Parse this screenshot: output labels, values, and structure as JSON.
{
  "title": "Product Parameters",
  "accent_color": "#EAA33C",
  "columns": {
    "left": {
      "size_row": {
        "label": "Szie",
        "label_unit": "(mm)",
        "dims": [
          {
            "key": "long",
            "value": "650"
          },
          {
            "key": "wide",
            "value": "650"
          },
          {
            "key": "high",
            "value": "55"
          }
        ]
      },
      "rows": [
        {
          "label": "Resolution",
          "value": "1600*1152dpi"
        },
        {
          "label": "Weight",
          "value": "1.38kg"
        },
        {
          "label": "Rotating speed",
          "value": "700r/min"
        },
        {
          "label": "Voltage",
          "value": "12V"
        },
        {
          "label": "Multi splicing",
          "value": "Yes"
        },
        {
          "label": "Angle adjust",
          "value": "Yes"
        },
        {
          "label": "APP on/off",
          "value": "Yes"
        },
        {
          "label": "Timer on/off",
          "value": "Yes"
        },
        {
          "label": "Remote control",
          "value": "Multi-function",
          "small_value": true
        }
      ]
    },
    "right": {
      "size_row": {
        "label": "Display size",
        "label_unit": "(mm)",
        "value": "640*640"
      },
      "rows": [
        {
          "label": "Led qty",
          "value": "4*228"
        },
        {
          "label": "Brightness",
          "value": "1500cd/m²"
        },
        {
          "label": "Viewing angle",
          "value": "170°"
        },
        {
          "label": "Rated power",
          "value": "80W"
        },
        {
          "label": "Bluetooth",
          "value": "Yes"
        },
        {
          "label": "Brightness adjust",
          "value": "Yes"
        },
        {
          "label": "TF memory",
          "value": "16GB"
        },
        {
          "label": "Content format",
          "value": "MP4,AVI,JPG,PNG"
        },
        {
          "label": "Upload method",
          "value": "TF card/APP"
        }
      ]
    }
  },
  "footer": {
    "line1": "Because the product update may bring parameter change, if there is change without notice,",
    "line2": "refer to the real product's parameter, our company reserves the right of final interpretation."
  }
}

* _Set problem_: Repeat the listing in full, keeping every line exactly as it is.

* _Exercise answer_:
Parse this screenshot: output labels, values, and structure as JSON.
{
  "title": "Product Parameters",
  "accent_color": "#EAA33C",
  "columns": {
    "left": {
      "size_row": {
        "label": "Szie",
        "label_unit": "(mm)",
        "dims": [
          {
            "key": "long",
            "value": "650"
          },
          {
            "key": "wide",
            "value": "650"
          },
          {
            "key": "high",
            "value": "55"
          }
        ]
      },
      "rows": [
        {
          "label": "Resolution",
          "value": "1600*1152dpi"
        },
        {
          "label": "Weight",
          "value": "1.38kg"
        },
        {
          "label": "Rotating speed",
          "value": "700r/min"
        },
        {
          "label": "Voltage",
          "value": "12V"
        },
        {
          "label": "Multi splicing",
          "value": "Yes"
        },
        {
          "label": "Angle adjust",
          "value": "Yes"
        },
        {
          "label": "APP on/off",
          "value": "Yes"
        },
        {
          "label": "Timer on/off",
          "value": "Yes"
        },
        {
          "label": "Remote control",
          "value": "Multi-function",
          "small_value": true
        }
      ]
    },
    "right": {
      "size_row": {
        "label": "Display size",
        "label_unit": "(mm)",
        "value": "640*640"
      },
      "rows": [
        {
          "label": "Led qty",
          "value": "4*228"
        },
        {
          "label": "Brightness",
          "value": "1500cd/m²"
        },
        {
          "label": "Viewing angle",
          "value": "170°"
        },
        {
          "label": "Rated power",
          "value": "80W"
        },
        {
          "label": "Bluetooth",
          "value": "Yes"
        },
        {
          "label": "Brightness adjust",
          "value": "Yes"
        },
        {
          "label": "TF memory",
          "value": "16GB"
        },
        {
          "label": "Content format",
          "value": "MP4,AVI,JPG,PNG"
        },
        {
          "label": "Upload method",
          "value": "TF card/APP"
        }
      ]
    }
  },
  "footer": {
    "line1": "Because the product update may bring parameter change, if there is change without notice,",
    "line2": "refer to the real product's parameter, our company reserves the right of final interpretation."
  }
}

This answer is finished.